Task prompt: Could you copy exactly the lines from the one containing "Extract all readable text from this page." through the last line of the records below, leaving out any pictures?

━━━ Records to use

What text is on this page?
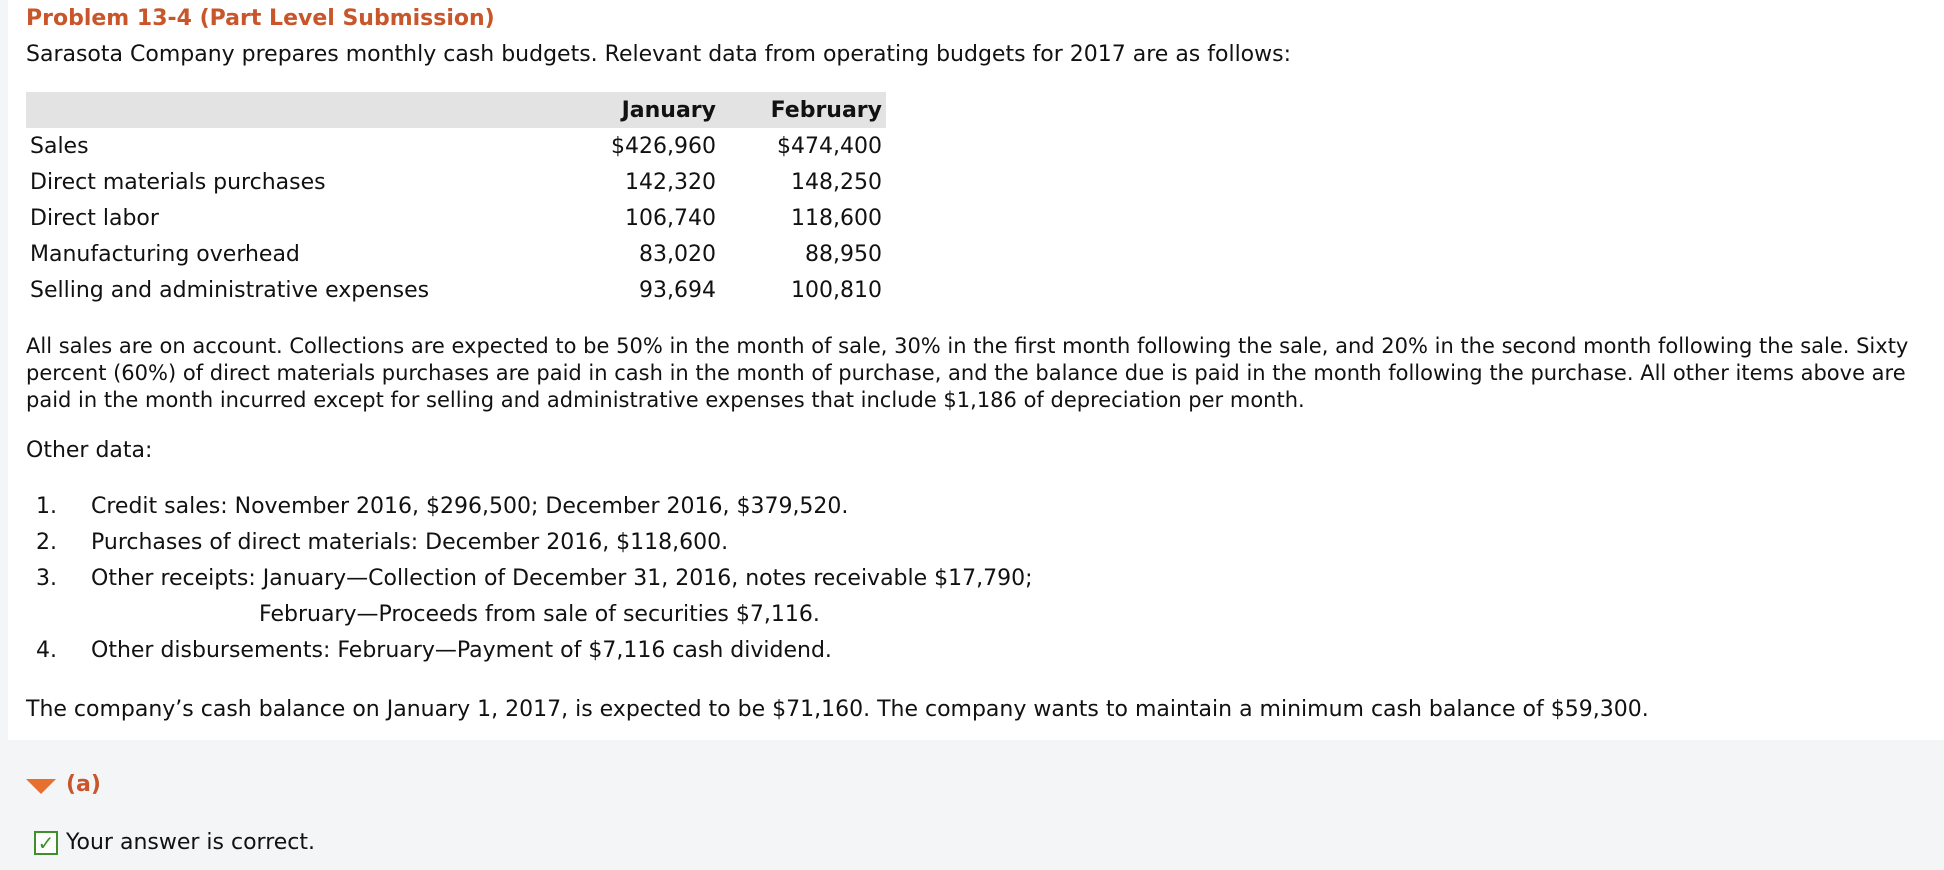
Problem 13-4 (Part Level Submission)
Sarasota Company prepares monthly cash budgets. Relevant data from operating budgets for 2017 are as follows:
	January	February
Sales	$426,960	$474,400
Direct materials purchases	142,320	148,250
Direct labor	106,740	118,600
Manufacturing overhead	83,020	88,950
Selling and administrative expenses	93,694	100,810
All sales are on account. Collections are expected to be 50% in the month of sale, 30% in the first month following the sale, and 20% in the second month following the sale. Sixty percent (60%) of direct materials purchases are paid in cash in the month of purchase, and the balance due is paid in the month following the purchase. All other items above are paid in the month incurred except for selling and administrative expenses that include $1,186 of depreciation per month.
Other data:
1. Credit sales: November 2016, $296,500; December 2016, $379,520.
2. Purchases of direct materials: December 2016, $118,600.
3. Other receipts: January—Collection of December 31, 2016, notes receivable $17,790;
February—Proceeds from sale of securities $7,116.
4. Other disbursements: February—Payment of $7,116 cash dividend.
The company’s cash balance on January 1, 2017, is expected to be $71,160. The company wants to maintain a minimum cash balance of $59,300.
(a)
✓ Your answer is correct.
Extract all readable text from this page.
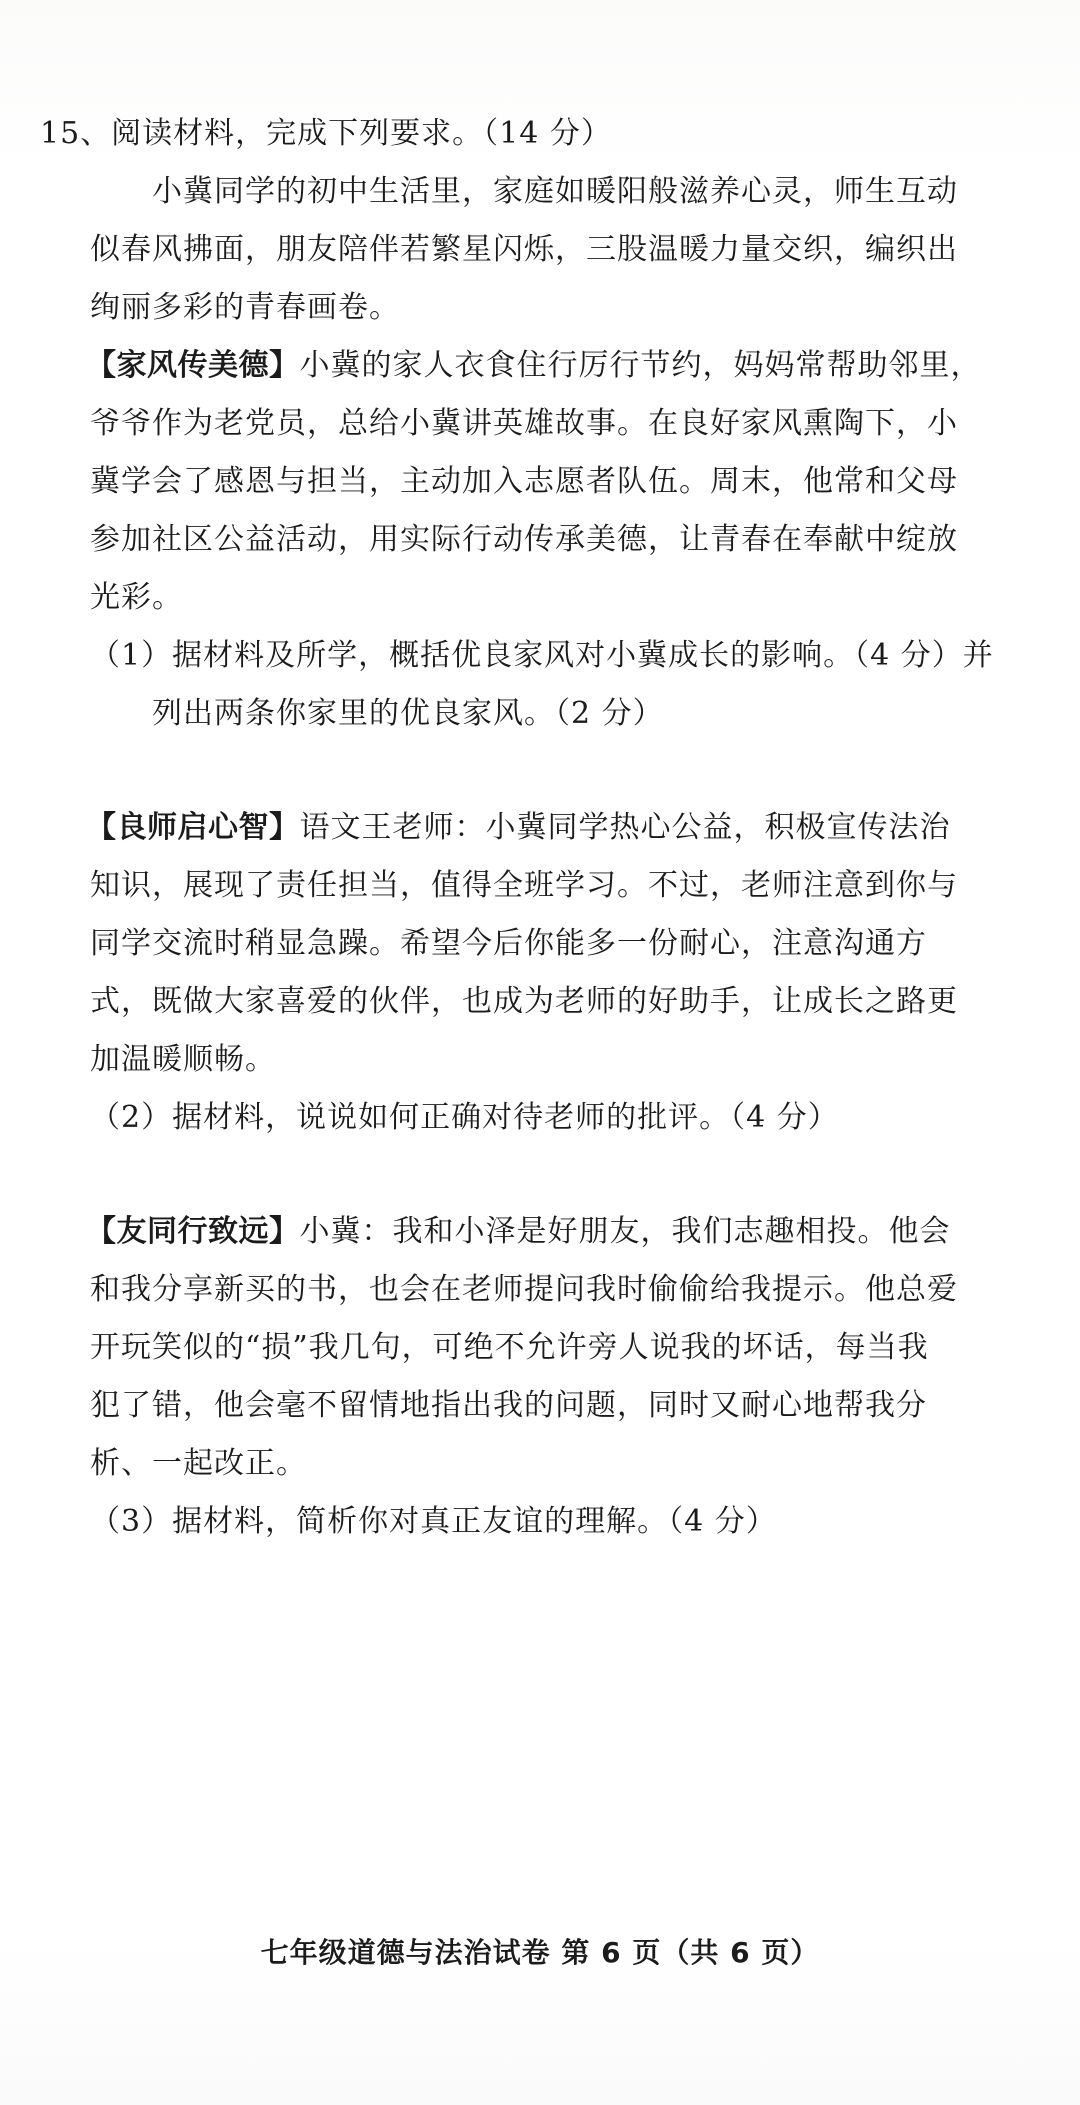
15、阅读材料，完成下列要求。（14 分）
小冀同学的初中生活里，家庭如暖阳般滋养心灵，师生互动
似春风拂面，朋友陪伴若繁星闪烁，三股温暖力量交织，编织出
绚丽多彩的青春画卷。
【家风传美德】小冀的家人衣食住行厉行节约，妈妈常帮助邻里，
爷爷作为老党员，总给小冀讲英雄故事。在良好家风熏陶下，小
冀学会了感恩与担当，主动加入志愿者队伍。周末，他常和父母
参加社区公益活动，用实际行动传承美德，让青春在奉献中绽放
光彩。
（1）据材料及所学，概括优良家风对小冀成长的影响。（4 分）并
列出两条你家里的优良家风。（2 分）
【良师启心智】语文王老师：小冀同学热心公益，积极宣传法治
知识，展现了责任担当，值得全班学习。不过，老师注意到你与
同学交流时稍显急躁。希望今后你能多一份耐心，注意沟通方
式，既做大家喜爱的伙伴，也成为老师的好助手，让成长之路更
加温暖顺畅。
（2）据材料，说说如何正确对待老师的批评。（4 分）
【友同行致远】小冀：我和小泽是好朋友，我们志趣相投。他会
和我分享新买的书，也会在老师提问我时偷偷给我提示。他总爱
开玩笑似的“损”我几句，可绝不允许旁人说我的坏话，每当我
犯了错，他会毫不留情地指出我的问题，同时又耐心地帮我分
析、一起改正。
（3）据材料，简析你对真正友谊的理解。（4 分）
七年级道德与法治试卷 第 6 页（共 6 页）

━━━━━━

Output below:
Extract all readable text from this page.
15、阅读材料，完成下列要求。（14 分）
小冀同学的初中生活里，家庭如暖阳般滋养心灵，师生互动
似春风拂面，朋友陪伴若繁星闪烁，三股温暖力量交织，编织出
绚丽多彩的青春画卷。
【家风传美德】小冀的家人衣食住行厉行节约，妈妈常帮助邻里，
爷爷作为老党员，总给小冀讲英雄故事。在良好家风熏陶下，小
冀学会了感恩与担当，主动加入志愿者队伍。周末，他常和父母
参加社区公益活动，用实际行动传承美德，让青春在奉献中绽放
光彩。
（1）据材料及所学，概括优良家风对小冀成长的影响。（4 分）并
列出两条你家里的优良家风。（2 分）
【良师启心智】语文王老师：小冀同学热心公益，积极宣传法治
知识，展现了责任担当，值得全班学习。不过，老师注意到你与
同学交流时稍显急躁。希望今后你能多一份耐心，注意沟通方
式，既做大家喜爱的伙伴，也成为老师的好助手，让成长之路更
加温暖顺畅。
（2）据材料，说说如何正确对待老师的批评。（4 分）
【友同行致远】小冀：我和小泽是好朋友，我们志趣相投。他会
和我分享新买的书，也会在老师提问我时偷偷给我提示。他总爱
开玩笑似的“损”我几句，可绝不允许旁人说我的坏话，每当我
犯了错，他会毫不留情地指出我的问题，同时又耐心地帮我分
析、一起改正。
（3）据材料，简析你对真正友谊的理解。（4 分）
七年级道德与法治试卷 第 6 页（共 6 页）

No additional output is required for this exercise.